GIVEN INSTRUCTION - Return the lines of the records below verbatim, starting at the line that contains "Patent image size: (1237, 1084)." and ending at the line that contains "The electrical connectors", with both of those lines included.
## Begin RECORDS SHOWN
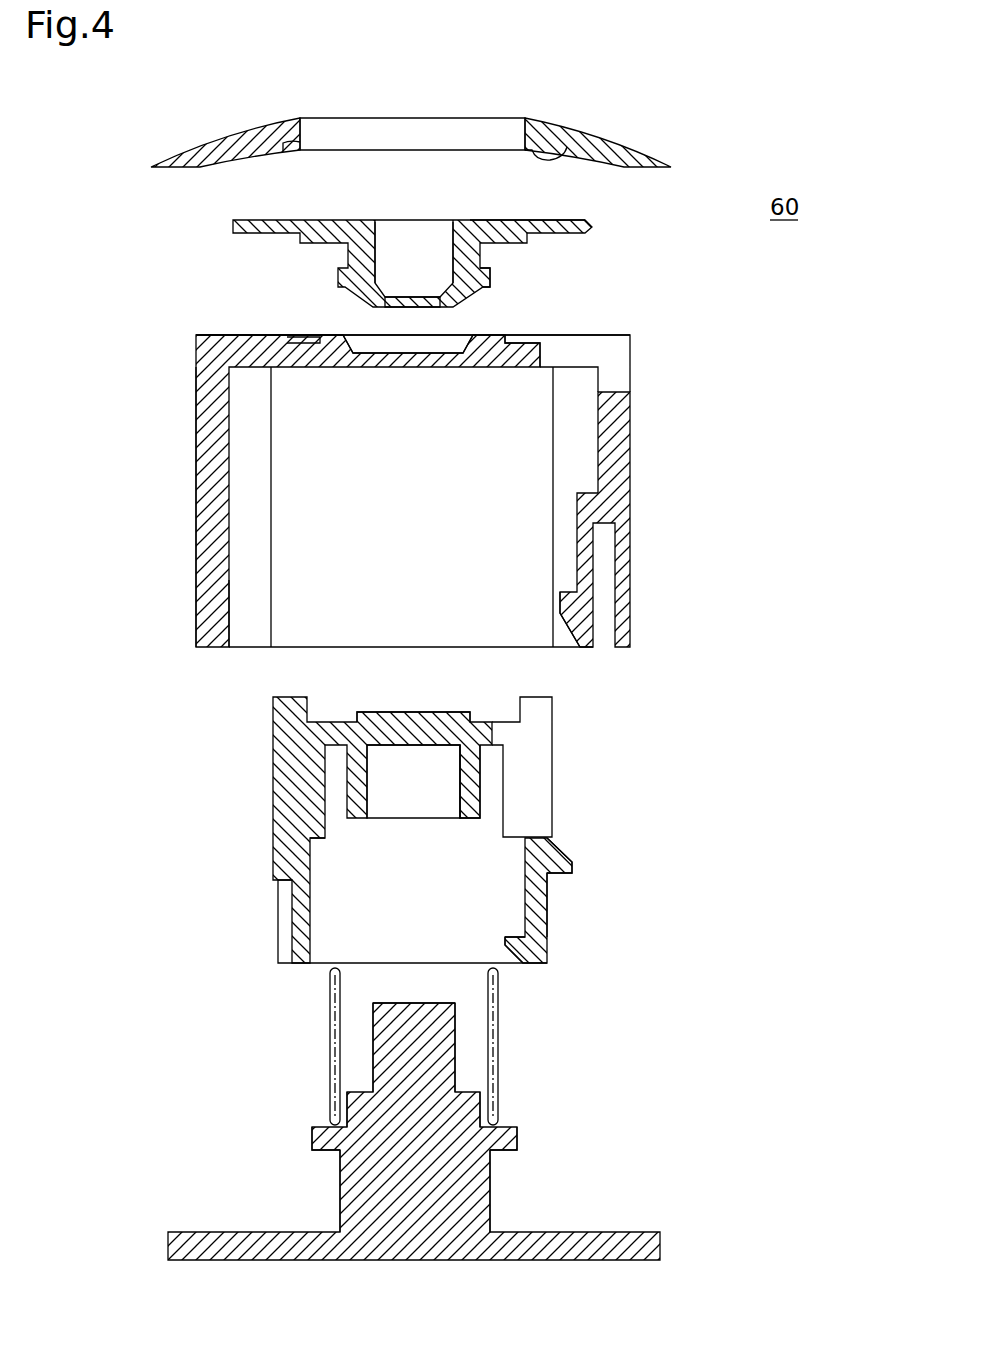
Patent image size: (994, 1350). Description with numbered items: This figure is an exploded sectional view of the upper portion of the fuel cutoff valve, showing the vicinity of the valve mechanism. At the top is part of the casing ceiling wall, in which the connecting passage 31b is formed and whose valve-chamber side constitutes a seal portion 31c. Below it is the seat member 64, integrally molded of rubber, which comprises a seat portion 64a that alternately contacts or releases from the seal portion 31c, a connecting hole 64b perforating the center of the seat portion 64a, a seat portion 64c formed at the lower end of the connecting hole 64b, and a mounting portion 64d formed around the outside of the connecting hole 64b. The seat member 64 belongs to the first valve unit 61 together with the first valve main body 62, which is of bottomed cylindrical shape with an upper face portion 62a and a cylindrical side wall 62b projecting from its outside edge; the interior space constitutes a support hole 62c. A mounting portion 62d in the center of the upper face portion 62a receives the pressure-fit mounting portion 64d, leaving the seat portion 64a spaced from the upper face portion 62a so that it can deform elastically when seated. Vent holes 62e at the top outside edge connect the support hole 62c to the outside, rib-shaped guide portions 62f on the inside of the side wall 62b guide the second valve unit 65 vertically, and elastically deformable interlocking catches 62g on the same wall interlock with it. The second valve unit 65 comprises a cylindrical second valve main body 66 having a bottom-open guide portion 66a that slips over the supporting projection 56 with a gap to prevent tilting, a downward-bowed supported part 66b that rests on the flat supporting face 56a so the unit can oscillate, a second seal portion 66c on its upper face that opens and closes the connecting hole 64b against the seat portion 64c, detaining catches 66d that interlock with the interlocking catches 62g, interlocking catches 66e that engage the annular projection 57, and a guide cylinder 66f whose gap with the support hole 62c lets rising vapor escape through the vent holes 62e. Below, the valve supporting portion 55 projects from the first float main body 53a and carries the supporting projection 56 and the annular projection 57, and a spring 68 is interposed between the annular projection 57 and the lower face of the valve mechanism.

The connecting passage 31b is at (375, 130).
The seal portion 31c is at (546, 146).
The seat member 64 is at (592, 223).
The seat portion 64a is at (500, 221).
The connecting hole 64b is at (416, 250).
The seat portion 64c is at (454, 304).
The mounting portion 64d is at (472, 265).
The first valve unit 61 is at (630, 335).
The first valve main body 62 is at (108, 273).
The upper face portion 62a is at (232, 345).
The side wall 62b is at (194, 392).
The support hole 62c is at (287, 578).
The mounting portion 62d is at (343, 345).
The vent hole 62e is at (598, 352).
The guide portion 62f is at (243, 614).
The interlocking catch 62g is at (593, 620).
The second valve unit 65 is at (553, 745).
The second valve main body 66 is at (273, 812).
The guide portion 66a is at (482, 788).
The supported part 66b is at (460, 742).
The second seal portion 66c is at (433, 757).
The detaining catch 66d is at (552, 862).
The interlocking catch 66e is at (540, 953).
The guide cylinder 66f is at (548, 908).
The spring 68 is at (500, 1065).
The supporting projection 56 is at (373, 1063).
The supporting face 56a is at (420, 1003).
The annular projection 57 is at (313, 1140).
The valve supporting portion 55 is at (340, 1187).
The first float main body 53a is at (640, 1250).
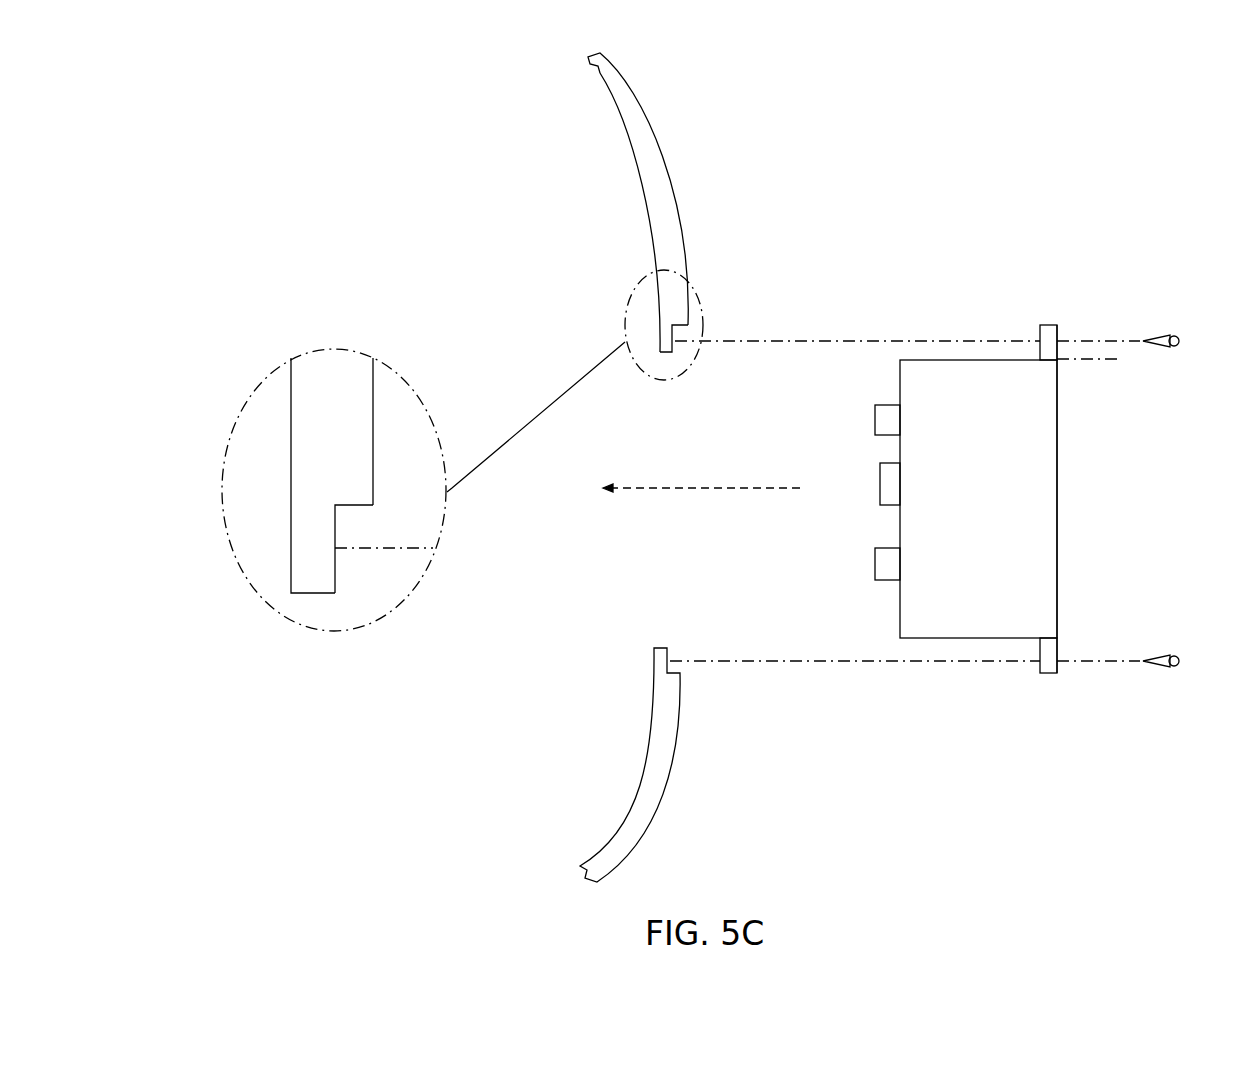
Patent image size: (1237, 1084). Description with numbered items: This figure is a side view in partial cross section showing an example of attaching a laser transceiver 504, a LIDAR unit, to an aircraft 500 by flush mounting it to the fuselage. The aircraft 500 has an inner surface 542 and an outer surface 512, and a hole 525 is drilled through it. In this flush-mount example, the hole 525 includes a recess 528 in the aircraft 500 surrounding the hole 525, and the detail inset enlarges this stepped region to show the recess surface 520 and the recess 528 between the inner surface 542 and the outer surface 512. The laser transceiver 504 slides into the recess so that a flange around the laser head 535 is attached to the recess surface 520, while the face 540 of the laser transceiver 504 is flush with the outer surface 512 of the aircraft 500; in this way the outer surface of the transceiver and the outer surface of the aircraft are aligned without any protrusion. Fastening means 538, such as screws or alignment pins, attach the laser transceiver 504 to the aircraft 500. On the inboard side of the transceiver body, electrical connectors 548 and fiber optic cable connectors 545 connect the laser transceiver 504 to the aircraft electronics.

The aircraft 500 is at (1127, 785).
The laser transceiver 504 is at (1057, 617).
The outer surface 512 is at (678, 210).
The recess surface 520 is at (336, 530).
The hole 525 is at (658, 428).
The recess 528 is at (690, 323).
The laser head 535 is at (1057, 366).
The fastening means 538 is at (1172, 335).
The face 540 is at (1058, 490).
The inner surface 542 is at (648, 210).
The fiber optic cable connectors 545 is at (875, 420).
The electrical connectors 548 is at (880, 488).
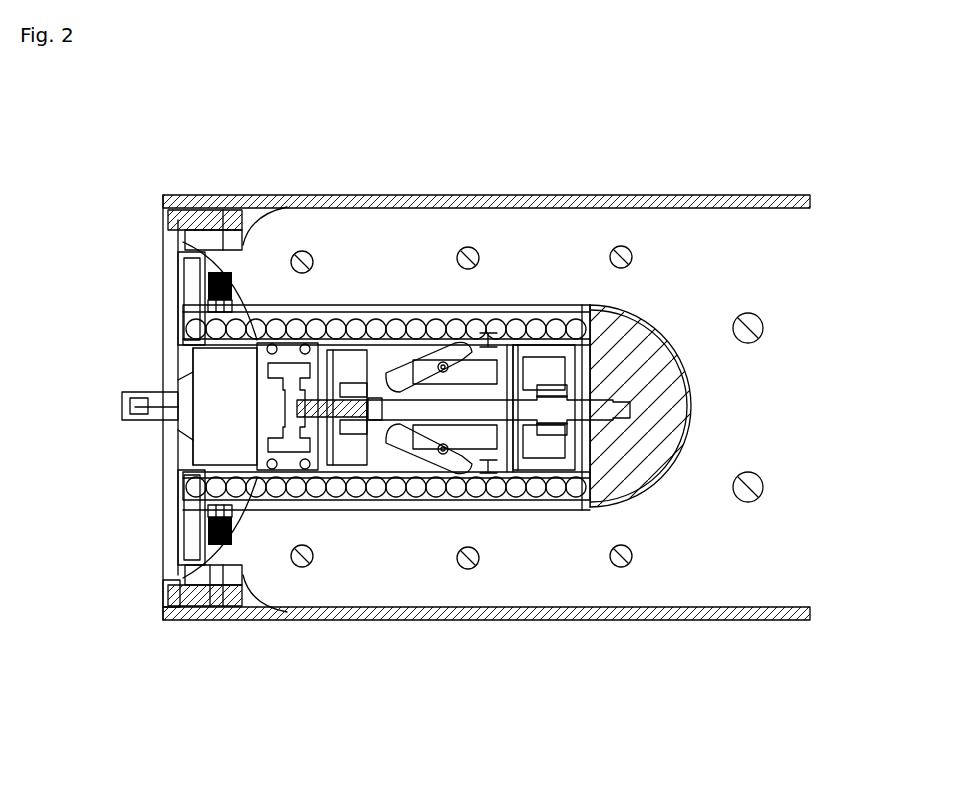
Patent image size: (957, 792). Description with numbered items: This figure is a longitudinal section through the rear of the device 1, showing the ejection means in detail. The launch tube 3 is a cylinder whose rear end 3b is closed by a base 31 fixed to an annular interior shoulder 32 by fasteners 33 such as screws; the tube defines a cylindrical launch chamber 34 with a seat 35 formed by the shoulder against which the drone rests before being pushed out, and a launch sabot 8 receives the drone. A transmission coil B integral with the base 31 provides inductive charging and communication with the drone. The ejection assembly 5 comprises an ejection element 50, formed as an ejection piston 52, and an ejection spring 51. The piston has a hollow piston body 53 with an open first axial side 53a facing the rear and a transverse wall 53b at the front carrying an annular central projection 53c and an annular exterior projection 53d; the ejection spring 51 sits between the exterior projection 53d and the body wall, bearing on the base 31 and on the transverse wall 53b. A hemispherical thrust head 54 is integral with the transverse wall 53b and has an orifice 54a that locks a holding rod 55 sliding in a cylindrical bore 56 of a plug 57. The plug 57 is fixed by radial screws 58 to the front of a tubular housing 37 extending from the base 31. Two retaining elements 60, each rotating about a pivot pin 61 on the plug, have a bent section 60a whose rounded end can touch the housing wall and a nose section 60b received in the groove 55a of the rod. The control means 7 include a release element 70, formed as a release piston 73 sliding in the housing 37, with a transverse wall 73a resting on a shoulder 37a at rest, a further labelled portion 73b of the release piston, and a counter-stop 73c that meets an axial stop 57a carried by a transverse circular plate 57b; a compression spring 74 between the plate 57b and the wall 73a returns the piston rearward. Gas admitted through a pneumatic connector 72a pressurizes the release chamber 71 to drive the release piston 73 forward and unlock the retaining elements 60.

The device 1 is at (646, 147).
The launch tube 3 is at (790, 190).
The rear end 3b is at (210, 212).
The ejection assembly 5 is at (670, 337).
The control means 7 is at (250, 417).
The launch sabot 8 is at (755, 547).
The base 31 is at (172, 282).
The interior shoulder 32 is at (193, 593).
The fasteners 33 is at (210, 606).
The launch chamber 34 is at (268, 578).
The seat 35 is at (266, 235).
The housing 37 is at (215, 352).
The shoulder 37a is at (168, 212).
The ejection element 50 is at (439, 518).
The ejection spring 51 is at (336, 305).
The ejection piston 52 is at (548, 514).
The piston body 53 is at (494, 435).
The first axial side 53a is at (183, 300).
The transverse wall 53b is at (578, 510).
The central projection 53c is at (592, 605).
The exterior projection 53d is at (556, 345).
The thrust head 54 is at (647, 440).
The orifice 54a is at (632, 409).
The holding rod 55 is at (519, 340).
The groove 55a is at (400, 470).
The cylindrical bore 56 is at (472, 385).
The plug 57 is at (536, 435).
The axial stop 57a is at (318, 472).
The transverse circular plate 57b is at (357, 478).
The radial screws 58 is at (503, 343).
The retaining element 60 is at (432, 358).
The bent section 60a is at (420, 360).
The nose section 60b is at (390, 363).
The pivot pin 61 is at (457, 445).
The release element 70 is at (285, 442).
The release chamber 71 is at (192, 338).
The pneumatic connector 72a is at (122, 407).
The release piston 73 is at (305, 458).
The transverse wall 73a is at (212, 527).
The clip 73b is at (478, 333).
The counter-stop 73c is at (187, 425).
The compression spring 74 is at (320, 345).
The transmission coil B is at (163, 605).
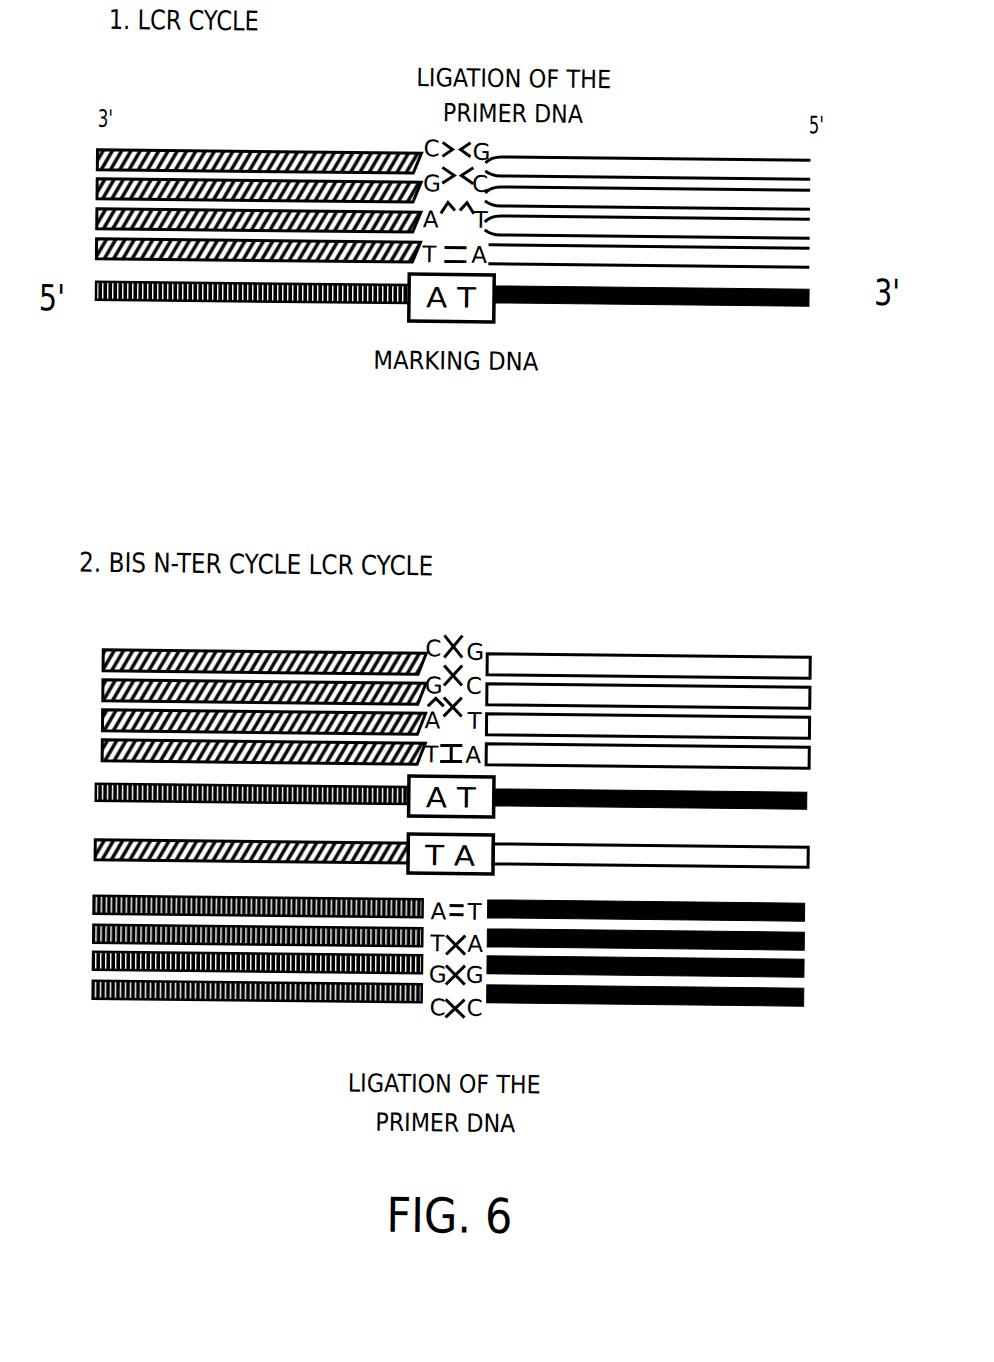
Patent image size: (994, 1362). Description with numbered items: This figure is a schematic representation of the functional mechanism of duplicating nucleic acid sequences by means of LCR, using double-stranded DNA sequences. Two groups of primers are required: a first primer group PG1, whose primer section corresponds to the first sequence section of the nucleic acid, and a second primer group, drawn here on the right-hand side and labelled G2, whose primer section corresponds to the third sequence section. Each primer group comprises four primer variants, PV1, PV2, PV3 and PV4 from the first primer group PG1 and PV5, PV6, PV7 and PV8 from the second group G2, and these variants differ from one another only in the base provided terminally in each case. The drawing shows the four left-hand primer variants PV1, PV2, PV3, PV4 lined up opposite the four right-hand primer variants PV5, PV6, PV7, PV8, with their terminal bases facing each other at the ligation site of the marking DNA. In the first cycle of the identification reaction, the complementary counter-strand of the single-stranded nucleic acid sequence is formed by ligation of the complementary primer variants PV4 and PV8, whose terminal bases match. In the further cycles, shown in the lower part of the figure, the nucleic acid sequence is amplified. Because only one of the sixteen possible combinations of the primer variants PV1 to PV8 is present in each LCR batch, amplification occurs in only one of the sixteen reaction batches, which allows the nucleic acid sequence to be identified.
## End RECORDS SHOWN
RESPONSE BELOW -
Patent image size: (1237, 1084). Description with numbered items: This figure is a side view in partial cross section showing an example of attaching a laser transceiver 504, a LIDAR unit, to an aircraft 500 by flush mounting it to the fuselage. The aircraft 500 has an inner surface 542 and an outer surface 512, and a hole 525 is drilled through it. In this flush-mount example, the hole 525 includes a recess 528 in the aircraft 500 surrounding the hole 525, and the detail inset enlarges this stepped region to show the recess surface 520 and the recess 528 between the inner surface 542 and the outer surface 512. The laser transceiver 504 slides into the recess so that a flange around the laser head 535 is attached to the recess surface 520, while the face 540 of the laser transceiver 504 is flush with the outer surface 512 of the aircraft 500; in this way the outer surface of the transceiver and the outer surface of the aircraft are aligned without any protrusion. Fastening means 538, such as screws or alignment pins, attach the laser transceiver 504 to the aircraft 500. On the inboard side of the transceiver body, electrical connectors 548 and fiber optic cable connectors 545 connect the laser transceiver 504 to the aircraft electronics.

The aircraft 500 is at (1127, 785).
The laser transceiver 504 is at (1057, 617).
The outer surface 512 is at (678, 210).
The recess surface 520 is at (336, 530).
The hole 525 is at (658, 428).
The recess 528 is at (690, 323).
The laser head 535 is at (1057, 366).
The fastening means 538 is at (1172, 335).
The face 540 is at (1058, 490).
The inner surface 542 is at (648, 210).
The fiber optic cable connectors 545 is at (875, 420).
The electrical connectors 548 is at (880, 488).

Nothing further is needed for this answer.